## start RECORDS FOR THIS TASK

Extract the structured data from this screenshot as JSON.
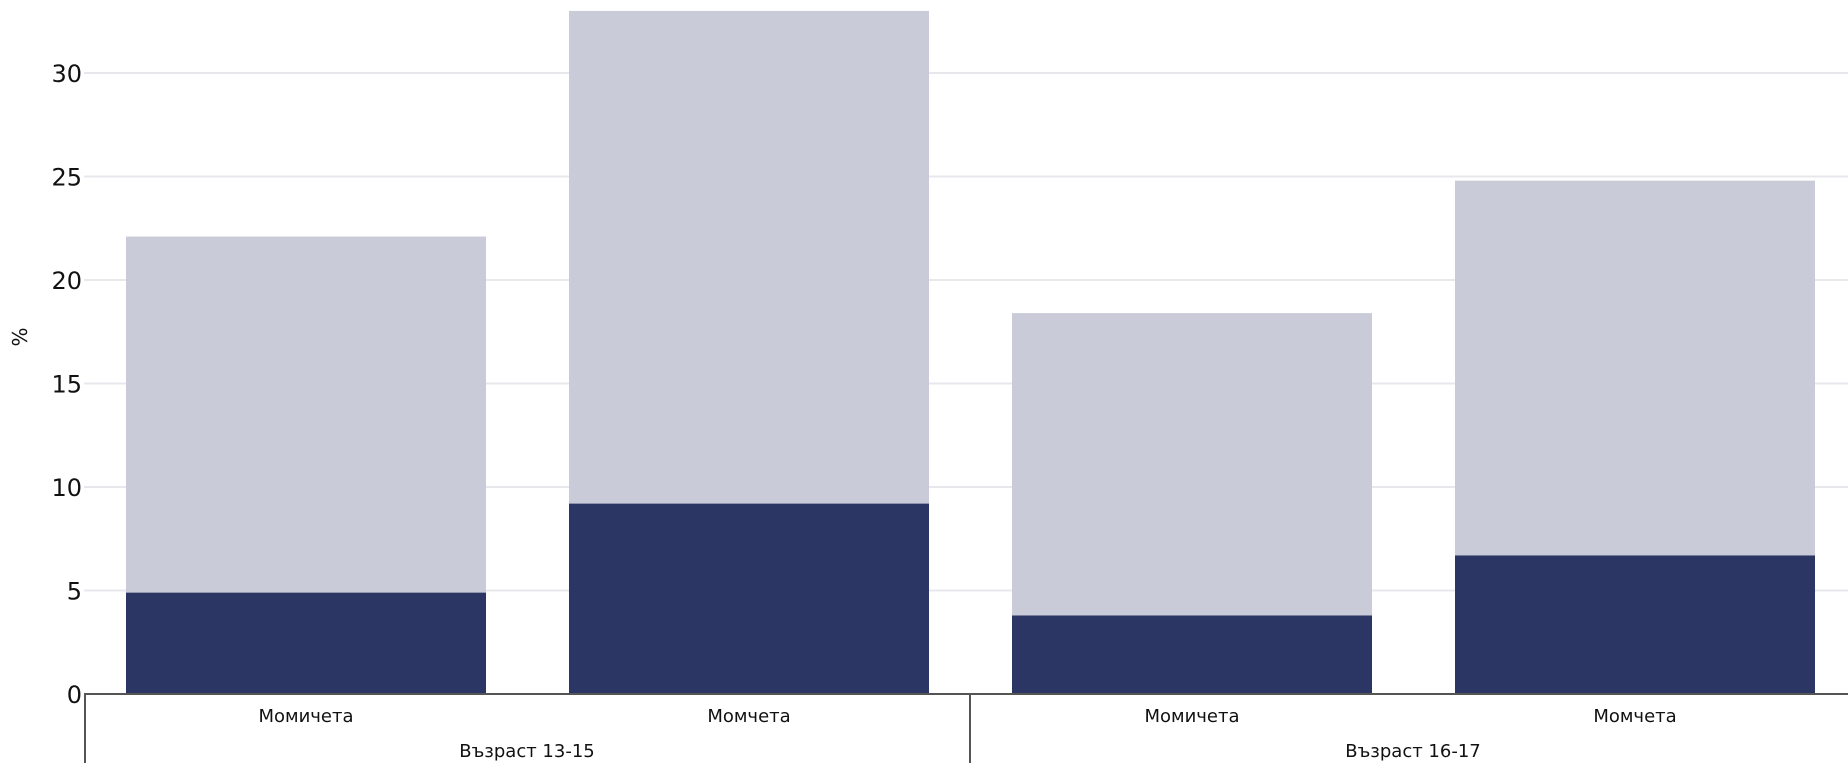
{
  "chart_data": {
    "type": "bar",
    "stacked": true,
    "xlabel": "",
    "ylabel": "%",
    "ylim": [
      0,
      33
    ],
    "yticks": [
      0,
      5,
      10,
      15,
      20,
      25,
      30
    ],
    "grid": true,
    "groups": [
      {
        "label": "Възраст 13-15",
        "categories": [
          "Момичета",
          "Момчета"
        ]
      },
      {
        "label": "Възраст 16-17",
        "categories": [
          "Момичета",
          "Момчета"
        ]
      }
    ],
    "categories": [
      "Момичета",
      "Момчета",
      "Момичета",
      "Момчета"
    ],
    "series": [
      {
        "values": [
          4.9,
          9.2,
          3.8,
          6.7
        ],
        "color": "#2b3664"
      },
      {
        "values": [
          17.2,
          23.8,
          14.6,
          18.1
        ],
        "color": "#c9ccd8"
      }
    ],
    "totals": [
      22.1,
      33.0,
      18.4,
      24.8
    ]
  }
}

## end RECORDS FOR THIS TASK

_JOB_. Leave out the pictures and repeat everything else in the records exactly.

_WRITTEN SOLUTION_.
Extract the structured data from this screenshot as JSON.
{
  "chart_data": {
    "type": "bar",
    "stacked": true,
    "xlabel": "",
    "ylabel": "%",
    "ylim": [
      0,
      33
    ],
    "yticks": [
      0,
      5,
      10,
      15,
      20,
      25,
      30
    ],
    "grid": true,
    "groups": [
      {
        "label": "Възраст 13-15",
        "categories": [
          "Момичета",
          "Момчета"
        ]
      },
      {
        "label": "Възраст 16-17",
        "categories": [
          "Момичета",
          "Момчета"
        ]
      }
    ],
    "categories": [
      "Момичета",
      "Момчета",
      "Момичета",
      "Момчета"
    ],
    "series": [
      {
        "values": [
          4.9,
          9.2,
          3.8,
          6.7
        ],
        "color": "#2b3664"
      },
      {
        "values": [
          17.2,
          23.8,
          14.6,
          18.1
        ],
        "color": "#c9ccd8"
      }
    ],
    "totals": [
      22.1,
      33.0,
      18.4,
      24.8
    ]
  }
}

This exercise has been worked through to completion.